§ EXERCISE TASK
Write out every entry exactly as it stands.

::::::

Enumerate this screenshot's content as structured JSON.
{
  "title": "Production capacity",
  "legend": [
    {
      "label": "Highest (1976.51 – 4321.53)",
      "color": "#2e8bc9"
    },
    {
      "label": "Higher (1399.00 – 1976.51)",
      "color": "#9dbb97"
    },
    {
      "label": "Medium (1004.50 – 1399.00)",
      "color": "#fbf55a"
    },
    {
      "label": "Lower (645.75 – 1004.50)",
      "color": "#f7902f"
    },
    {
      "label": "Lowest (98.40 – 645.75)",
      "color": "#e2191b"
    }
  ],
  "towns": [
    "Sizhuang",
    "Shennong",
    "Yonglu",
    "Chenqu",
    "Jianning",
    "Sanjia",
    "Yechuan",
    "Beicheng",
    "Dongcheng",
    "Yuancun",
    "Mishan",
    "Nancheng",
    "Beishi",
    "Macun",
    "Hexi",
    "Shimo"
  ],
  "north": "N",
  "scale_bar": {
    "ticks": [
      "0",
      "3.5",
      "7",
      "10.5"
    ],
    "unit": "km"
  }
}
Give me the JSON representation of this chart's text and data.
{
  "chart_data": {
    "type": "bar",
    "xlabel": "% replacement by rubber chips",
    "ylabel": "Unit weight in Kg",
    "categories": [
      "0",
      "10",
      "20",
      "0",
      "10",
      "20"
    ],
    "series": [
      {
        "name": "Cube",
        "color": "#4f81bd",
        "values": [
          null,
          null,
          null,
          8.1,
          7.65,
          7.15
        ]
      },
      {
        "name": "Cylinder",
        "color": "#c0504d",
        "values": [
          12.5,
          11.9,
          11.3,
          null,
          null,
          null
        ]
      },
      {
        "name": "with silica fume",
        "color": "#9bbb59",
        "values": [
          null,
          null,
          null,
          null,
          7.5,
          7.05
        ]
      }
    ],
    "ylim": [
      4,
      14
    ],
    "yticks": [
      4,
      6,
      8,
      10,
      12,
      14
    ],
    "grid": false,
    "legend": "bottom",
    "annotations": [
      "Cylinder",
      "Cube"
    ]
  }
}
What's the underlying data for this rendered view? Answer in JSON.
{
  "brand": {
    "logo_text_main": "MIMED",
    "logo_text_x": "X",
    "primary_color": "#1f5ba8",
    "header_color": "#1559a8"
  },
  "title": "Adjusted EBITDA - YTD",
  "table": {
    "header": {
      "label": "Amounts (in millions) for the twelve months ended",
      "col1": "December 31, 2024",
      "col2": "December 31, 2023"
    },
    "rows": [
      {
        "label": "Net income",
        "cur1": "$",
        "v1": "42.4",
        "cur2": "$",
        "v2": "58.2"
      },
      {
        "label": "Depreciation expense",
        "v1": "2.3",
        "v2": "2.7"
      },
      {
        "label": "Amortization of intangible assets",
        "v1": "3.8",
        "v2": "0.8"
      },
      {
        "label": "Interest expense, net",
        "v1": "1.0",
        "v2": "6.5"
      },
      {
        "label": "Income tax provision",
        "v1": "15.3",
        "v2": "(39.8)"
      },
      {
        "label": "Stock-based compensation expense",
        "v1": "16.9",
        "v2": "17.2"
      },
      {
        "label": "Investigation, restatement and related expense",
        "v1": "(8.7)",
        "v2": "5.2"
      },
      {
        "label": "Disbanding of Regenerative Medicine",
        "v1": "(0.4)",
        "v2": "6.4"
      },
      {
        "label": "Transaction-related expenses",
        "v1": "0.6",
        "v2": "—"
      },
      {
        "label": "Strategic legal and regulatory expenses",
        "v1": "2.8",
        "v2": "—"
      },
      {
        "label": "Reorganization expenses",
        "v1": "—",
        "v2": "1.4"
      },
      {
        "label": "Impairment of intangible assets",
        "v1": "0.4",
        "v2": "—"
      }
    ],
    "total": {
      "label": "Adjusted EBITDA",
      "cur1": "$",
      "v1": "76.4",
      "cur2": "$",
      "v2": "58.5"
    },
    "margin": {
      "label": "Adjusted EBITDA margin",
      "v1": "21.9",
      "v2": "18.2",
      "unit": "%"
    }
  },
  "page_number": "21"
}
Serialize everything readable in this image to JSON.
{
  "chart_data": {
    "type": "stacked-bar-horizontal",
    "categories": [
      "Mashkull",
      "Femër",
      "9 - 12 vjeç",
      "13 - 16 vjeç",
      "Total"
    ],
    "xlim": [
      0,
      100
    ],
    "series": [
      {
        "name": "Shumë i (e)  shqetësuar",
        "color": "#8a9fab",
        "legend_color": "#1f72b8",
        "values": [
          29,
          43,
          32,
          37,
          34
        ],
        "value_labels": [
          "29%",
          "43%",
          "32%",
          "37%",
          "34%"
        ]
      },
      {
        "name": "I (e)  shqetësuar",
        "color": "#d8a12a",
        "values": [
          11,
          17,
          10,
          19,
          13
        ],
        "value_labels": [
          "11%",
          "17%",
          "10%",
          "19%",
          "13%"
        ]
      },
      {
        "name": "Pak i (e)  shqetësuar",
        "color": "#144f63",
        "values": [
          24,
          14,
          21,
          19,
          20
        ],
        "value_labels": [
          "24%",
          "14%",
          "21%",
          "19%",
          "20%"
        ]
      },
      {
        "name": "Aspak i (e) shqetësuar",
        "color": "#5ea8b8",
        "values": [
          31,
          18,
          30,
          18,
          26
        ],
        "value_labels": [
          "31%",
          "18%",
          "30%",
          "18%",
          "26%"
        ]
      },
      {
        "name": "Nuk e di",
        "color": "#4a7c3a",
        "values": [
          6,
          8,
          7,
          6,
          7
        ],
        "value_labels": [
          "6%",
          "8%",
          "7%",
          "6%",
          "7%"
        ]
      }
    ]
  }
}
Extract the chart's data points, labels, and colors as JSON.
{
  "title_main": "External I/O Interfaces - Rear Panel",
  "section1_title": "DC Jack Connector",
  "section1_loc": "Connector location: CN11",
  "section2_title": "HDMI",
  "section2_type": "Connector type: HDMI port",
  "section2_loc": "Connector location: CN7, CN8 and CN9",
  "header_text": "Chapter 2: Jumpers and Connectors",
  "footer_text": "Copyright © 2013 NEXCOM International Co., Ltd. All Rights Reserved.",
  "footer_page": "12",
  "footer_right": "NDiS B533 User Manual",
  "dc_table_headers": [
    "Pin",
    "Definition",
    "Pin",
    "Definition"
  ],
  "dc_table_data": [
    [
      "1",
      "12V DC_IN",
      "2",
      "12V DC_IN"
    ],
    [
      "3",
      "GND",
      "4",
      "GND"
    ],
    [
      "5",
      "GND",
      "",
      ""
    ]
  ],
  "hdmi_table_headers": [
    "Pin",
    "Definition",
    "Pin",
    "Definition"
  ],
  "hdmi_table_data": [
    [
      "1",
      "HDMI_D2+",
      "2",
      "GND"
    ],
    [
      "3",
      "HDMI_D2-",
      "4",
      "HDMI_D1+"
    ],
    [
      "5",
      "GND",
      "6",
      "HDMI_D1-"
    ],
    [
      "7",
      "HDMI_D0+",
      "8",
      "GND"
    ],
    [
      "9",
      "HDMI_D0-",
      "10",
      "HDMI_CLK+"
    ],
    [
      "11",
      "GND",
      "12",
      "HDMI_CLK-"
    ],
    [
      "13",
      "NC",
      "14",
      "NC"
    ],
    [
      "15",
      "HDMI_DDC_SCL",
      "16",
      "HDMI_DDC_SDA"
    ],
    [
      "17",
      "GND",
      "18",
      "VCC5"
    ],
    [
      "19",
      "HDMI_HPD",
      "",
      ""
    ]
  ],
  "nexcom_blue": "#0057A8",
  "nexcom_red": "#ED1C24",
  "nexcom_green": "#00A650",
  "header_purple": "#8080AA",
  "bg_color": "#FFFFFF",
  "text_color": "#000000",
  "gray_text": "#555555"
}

::::::

§ ANSWER TO THIS EXERCISE
Enumerate this screenshot's content as structured JSON.
{
  "title": "Production capacity",
  "legend": [
    {
      "label": "Highest (1976.51 – 4321.53)",
      "color": "#2e8bc9"
    },
    {
      "label": "Higher (1399.00 – 1976.51)",
      "color": "#9dbb97"
    },
    {
      "label": "Medium (1004.50 – 1399.00)",
      "color": "#fbf55a"
    },
    {
      "label": "Lower (645.75 – 1004.50)",
      "color": "#f7902f"
    },
    {
      "label": "Lowest (98.40 – 645.75)",
      "color": "#e2191b"
    }
  ],
  "towns": [
    "Sizhuang",
    "Shennong",
    "Yonglu",
    "Chenqu",
    "Jianning",
    "Sanjia",
    "Yechuan",
    "Beicheng",
    "Dongcheng",
    "Yuancun",
    "Mishan",
    "Nancheng",
    "Beishi",
    "Macun",
    "Hexi",
    "Shimo"
  ],
  "north": "N",
  "scale_bar": {
    "ticks": [
      "0",
      "3.5",
      "7",
      "10.5"
    ],
    "unit": "km"
  }
}
Give me the JSON representation of this chart's text and data.
{
  "chart_data": {
    "type": "bar",
    "xlabel": "% replacement by rubber chips",
    "ylabel": "Unit weight in Kg",
    "categories": [
      "0",
      "10",
      "20",
      "0",
      "10",
      "20"
    ],
    "series": [
      {
        "name": "Cube",
        "color": "#4f81bd",
        "values": [
          null,
          null,
          null,
          8.1,
          7.65,
          7.15
        ]
      },
      {
        "name": "Cylinder",
        "color": "#c0504d",
        "values": [
          12.5,
          11.9,
          11.3,
          null,
          null,
          null
        ]
      },
      {
        "name": "with silica fume",
        "color": "#9bbb59",
        "values": [
          null,
          null,
          null,
          null,
          7.5,
          7.05
        ]
      }
    ],
    "ylim": [
      4,
      14
    ],
    "yticks": [
      4,
      6,
      8,
      10,
      12,
      14
    ],
    "grid": false,
    "legend": "bottom",
    "annotations": [
      "Cylinder",
      "Cube"
    ]
  }
}
What's the underlying data for this rendered view? Answer in JSON.
{
  "brand": {
    "logo_text_main": "MIMED",
    "logo_text_x": "X",
    "primary_color": "#1f5ba8",
    "header_color": "#1559a8"
  },
  "title": "Adjusted EBITDA - YTD",
  "table": {
    "header": {
      "label": "Amounts (in millions) for the twelve months ended",
      "col1": "December 31, 2024",
      "col2": "December 31, 2023"
    },
    "rows": [
      {
        "label": "Net income",
        "cur1": "$",
        "v1": "42.4",
        "cur2": "$",
        "v2": "58.2"
      },
      {
        "label": "Depreciation expense",
        "v1": "2.3",
        "v2": "2.7"
      },
      {
        "label": "Amortization of intangible assets",
        "v1": "3.8",
        "v2": "0.8"
      },
      {
        "label": "Interest expense, net",
        "v1": "1.0",
        "v2": "6.5"
      },
      {
        "label": "Income tax provision",
        "v1": "15.3",
        "v2": "(39.8)"
      },
      {
        "label": "Stock-based compensation expense",
        "v1": "16.9",
        "v2": "17.2"
      },
      {
        "label": "Investigation, restatement and related expense",
        "v1": "(8.7)",
        "v2": "5.2"
      },
      {
        "label": "Disbanding of Regenerative Medicine",
        "v1": "(0.4)",
        "v2": "6.4"
      },
      {
        "label": "Transaction-related expenses",
        "v1": "0.6",
        "v2": "—"
      },
      {
        "label": "Strategic legal and regulatory expenses",
        "v1": "2.8",
        "v2": "—"
      },
      {
        "label": "Reorganization expenses",
        "v1": "—",
        "v2": "1.4"
      },
      {
        "label": "Impairment of intangible assets",
        "v1": "0.4",
        "v2": "—"
      }
    ],
    "total": {
      "label": "Adjusted EBITDA",
      "cur1": "$",
      "v1": "76.4",
      "cur2": "$",
      "v2": "58.5"
    },
    "margin": {
      "label": "Adjusted EBITDA margin",
      "v1": "21.9",
      "v2": "18.2",
      "unit": "%"
    }
  },
  "page_number": "21"
}
Serialize everything readable in this image to JSON.
{
  "chart_data": {
    "type": "stacked-bar-horizontal",
    "categories": [
      "Mashkull",
      "Femër",
      "9 - 12 vjeç",
      "13 - 16 vjeç",
      "Total"
    ],
    "xlim": [
      0,
      100
    ],
    "series": [
      {
        "name": "Shumë i (e)  shqetësuar",
        "color": "#8a9fab",
        "legend_color": "#1f72b8",
        "values": [
          29,
          43,
          32,
          37,
          34
        ],
        "value_labels": [
          "29%",
          "43%",
          "32%",
          "37%",
          "34%"
        ]
      },
      {
        "name": "I (e)  shqetësuar",
        "color": "#d8a12a",
        "values": [
          11,
          17,
          10,
          19,
          13
        ],
        "value_labels": [
          "11%",
          "17%",
          "10%",
          "19%",
          "13%"
        ]
      },
      {
        "name": "Pak i (e)  shqetësuar",
        "color": "#144f63",
        "values": [
          24,
          14,
          21,
          19,
          20
        ],
        "value_labels": [
          "24%",
          "14%",
          "21%",
          "19%",
          "20%"
        ]
      },
      {
        "name": "Aspak i (e) shqetësuar",
        "color": "#5ea8b8",
        "values": [
          31,
          18,
          30,
          18,
          26
        ],
        "value_labels": [
          "31%",
          "18%",
          "30%",
          "18%",
          "26%"
        ]
      },
      {
        "name": "Nuk e di",
        "color": "#4a7c3a",
        "values": [
          6,
          8,
          7,
          6,
          7
        ],
        "value_labels": [
          "6%",
          "8%",
          "7%",
          "6%",
          "7%"
        ]
      }
    ]
  }
}
Extract the chart's data points, labels, and colors as JSON.
{
  "title_main": "External I/O Interfaces - Rear Panel",
  "section1_title": "DC Jack Connector",
  "section1_loc": "Connector location: CN11",
  "section2_title": "HDMI",
  "section2_type": "Connector type: HDMI port",
  "section2_loc": "Connector location: CN7, CN8 and CN9",
  "header_text": "Chapter 2: Jumpers and Connectors",
  "footer_text": "Copyright © 2013 NEXCOM International Co., Ltd. All Rights Reserved.",
  "footer_page": "12",
  "footer_right": "NDiS B533 User Manual",
  "dc_table_headers": [
    "Pin",
    "Definition",
    "Pin",
    "Definition"
  ],
  "dc_table_data": [
    [
      "1",
      "12V DC_IN",
      "2",
      "12V DC_IN"
    ],
    [
      "3",
      "GND",
      "4",
      "GND"
    ],
    [
      "5",
      "GND",
      "",
      ""
    ]
  ],
  "hdmi_table_headers": [
    "Pin",
    "Definition",
    "Pin",
    "Definition"
  ],
  "hdmi_table_data": [
    [
      "1",
      "HDMI_D2+",
      "2",
      "GND"
    ],
    [
      "3",
      "HDMI_D2-",
      "4",
      "HDMI_D1+"
    ],
    [
      "5",
      "GND",
      "6",
      "HDMI_D1-"
    ],
    [
      "7",
      "HDMI_D0+",
      "8",
      "GND"
    ],
    [
      "9",
      "HDMI_D0-",
      "10",
      "HDMI_CLK+"
    ],
    [
      "11",
      "GND",
      "12",
      "HDMI_CLK-"
    ],
    [
      "13",
      "NC",
      "14",
      "NC"
    ],
    [
      "15",
      "HDMI_DDC_SCL",
      "16",
      "HDMI_DDC_SDA"
    ],
    [
      "17",
      "GND",
      "18",
      "VCC5"
    ],
    [
      "19",
      "HDMI_HPD",
      "",
      ""
    ]
  ],
  "nexcom_blue": "#0057A8",
  "nexcom_red": "#ED1C24",
  "nexcom_green": "#00A650",
  "header_purple": "#8080AA",
  "bg_color": "#FFFFFF",
  "text_color": "#000000",
  "gray_text": "#555555"
}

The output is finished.